Dataset extract -
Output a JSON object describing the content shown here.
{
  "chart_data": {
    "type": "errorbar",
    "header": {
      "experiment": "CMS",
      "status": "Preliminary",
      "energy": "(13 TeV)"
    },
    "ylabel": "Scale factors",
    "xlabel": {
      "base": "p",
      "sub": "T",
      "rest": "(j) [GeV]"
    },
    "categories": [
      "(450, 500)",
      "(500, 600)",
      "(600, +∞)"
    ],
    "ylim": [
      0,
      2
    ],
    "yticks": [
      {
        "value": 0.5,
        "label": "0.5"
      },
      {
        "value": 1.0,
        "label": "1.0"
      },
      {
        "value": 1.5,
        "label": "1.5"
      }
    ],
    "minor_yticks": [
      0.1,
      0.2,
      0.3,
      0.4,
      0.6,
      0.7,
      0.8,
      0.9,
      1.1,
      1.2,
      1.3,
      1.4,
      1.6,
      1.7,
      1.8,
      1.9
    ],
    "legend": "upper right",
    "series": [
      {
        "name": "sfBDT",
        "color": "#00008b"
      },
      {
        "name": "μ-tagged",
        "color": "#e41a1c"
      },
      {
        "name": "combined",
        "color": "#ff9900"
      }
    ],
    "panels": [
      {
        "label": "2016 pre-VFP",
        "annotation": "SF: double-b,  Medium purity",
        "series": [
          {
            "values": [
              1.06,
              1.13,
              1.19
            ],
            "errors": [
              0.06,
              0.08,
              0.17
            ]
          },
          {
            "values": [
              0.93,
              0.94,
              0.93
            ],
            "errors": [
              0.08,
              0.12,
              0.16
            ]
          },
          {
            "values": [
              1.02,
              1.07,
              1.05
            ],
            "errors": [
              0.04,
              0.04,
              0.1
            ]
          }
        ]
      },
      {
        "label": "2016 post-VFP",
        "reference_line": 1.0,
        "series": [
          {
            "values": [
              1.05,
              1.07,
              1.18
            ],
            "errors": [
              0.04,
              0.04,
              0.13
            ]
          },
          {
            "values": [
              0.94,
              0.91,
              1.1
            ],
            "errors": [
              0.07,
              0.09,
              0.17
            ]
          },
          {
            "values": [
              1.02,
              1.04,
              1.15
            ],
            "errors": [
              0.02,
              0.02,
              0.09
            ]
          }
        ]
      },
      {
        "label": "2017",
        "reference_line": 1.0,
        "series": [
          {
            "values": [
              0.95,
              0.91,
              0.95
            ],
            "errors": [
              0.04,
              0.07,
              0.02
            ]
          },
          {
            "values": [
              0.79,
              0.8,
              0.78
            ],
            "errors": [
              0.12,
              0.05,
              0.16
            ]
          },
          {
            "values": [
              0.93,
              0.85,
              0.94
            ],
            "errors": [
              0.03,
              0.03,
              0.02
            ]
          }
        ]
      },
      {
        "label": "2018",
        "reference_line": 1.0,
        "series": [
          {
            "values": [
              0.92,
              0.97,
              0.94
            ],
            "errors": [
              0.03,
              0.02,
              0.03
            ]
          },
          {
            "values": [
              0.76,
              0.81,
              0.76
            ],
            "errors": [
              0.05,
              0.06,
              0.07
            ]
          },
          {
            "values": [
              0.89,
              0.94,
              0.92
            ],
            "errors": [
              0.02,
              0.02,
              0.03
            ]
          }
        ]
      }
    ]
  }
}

Task statement - Type out the material again exactly as presented.

Reply -
Output a JSON object describing the content shown here.
{
  "chart_data": {
    "type": "errorbar",
    "header": {
      "experiment": "CMS",
      "status": "Preliminary",
      "energy": "(13 TeV)"
    },
    "ylabel": "Scale factors",
    "xlabel": {
      "base": "p",
      "sub": "T",
      "rest": "(j) [GeV]"
    },
    "categories": [
      "(450, 500)",
      "(500, 600)",
      "(600, +∞)"
    ],
    "ylim": [
      0,
      2
    ],
    "yticks": [
      {
        "value": 0.5,
        "label": "0.5"
      },
      {
        "value": 1.0,
        "label": "1.0"
      },
      {
        "value": 1.5,
        "label": "1.5"
      }
    ],
    "minor_yticks": [
      0.1,
      0.2,
      0.3,
      0.4,
      0.6,
      0.7,
      0.8,
      0.9,
      1.1,
      1.2,
      1.3,
      1.4,
      1.6,
      1.7,
      1.8,
      1.9
    ],
    "legend": "upper right",
    "series": [
      {
        "name": "sfBDT",
        "color": "#00008b"
      },
      {
        "name": "μ-tagged",
        "color": "#e41a1c"
      },
      {
        "name": "combined",
        "color": "#ff9900"
      }
    ],
    "panels": [
      {
        "label": "2016 pre-VFP",
        "annotation": "SF: double-b,  Medium purity",
        "series": [
          {
            "values": [
              1.06,
              1.13,
              1.19
            ],
            "errors": [
              0.06,
              0.08,
              0.17
            ]
          },
          {
            "values": [
              0.93,
              0.94,
              0.93
            ],
            "errors": [
              0.08,
              0.12,
              0.16
            ]
          },
          {
            "values": [
              1.02,
              1.07,
              1.05
            ],
            "errors": [
              0.04,
              0.04,
              0.1
            ]
          }
        ]
      },
      {
        "label": "2016 post-VFP",
        "reference_line": 1.0,
        "series": [
          {
            "values": [
              1.05,
              1.07,
              1.18
            ],
            "errors": [
              0.04,
              0.04,
              0.13
            ]
          },
          {
            "values": [
              0.94,
              0.91,
              1.1
            ],
            "errors": [
              0.07,
              0.09,
              0.17
            ]
          },
          {
            "values": [
              1.02,
              1.04,
              1.15
            ],
            "errors": [
              0.02,
              0.02,
              0.09
            ]
          }
        ]
      },
      {
        "label": "2017",
        "reference_line": 1.0,
        "series": [
          {
            "values": [
              0.95,
              0.91,
              0.95
            ],
            "errors": [
              0.04,
              0.07,
              0.02
            ]
          },
          {
            "values": [
              0.79,
              0.8,
              0.78
            ],
            "errors": [
              0.12,
              0.05,
              0.16
            ]
          },
          {
            "values": [
              0.93,
              0.85,
              0.94
            ],
            "errors": [
              0.03,
              0.03,
              0.02
            ]
          }
        ]
      },
      {
        "label": "2018",
        "reference_line": 1.0,
        "series": [
          {
            "values": [
              0.92,
              0.97,
              0.94
            ],
            "errors": [
              0.03,
              0.02,
              0.03
            ]
          },
          {
            "values": [
              0.76,
              0.81,
              0.76
            ],
            "errors": [
              0.05,
              0.06,
              0.07
            ]
          },
          {
            "values": [
              0.89,
              0.94,
              0.92
            ],
            "errors": [
              0.02,
              0.02,
              0.03
            ]
          }
        ]
      }
    ]
  }
}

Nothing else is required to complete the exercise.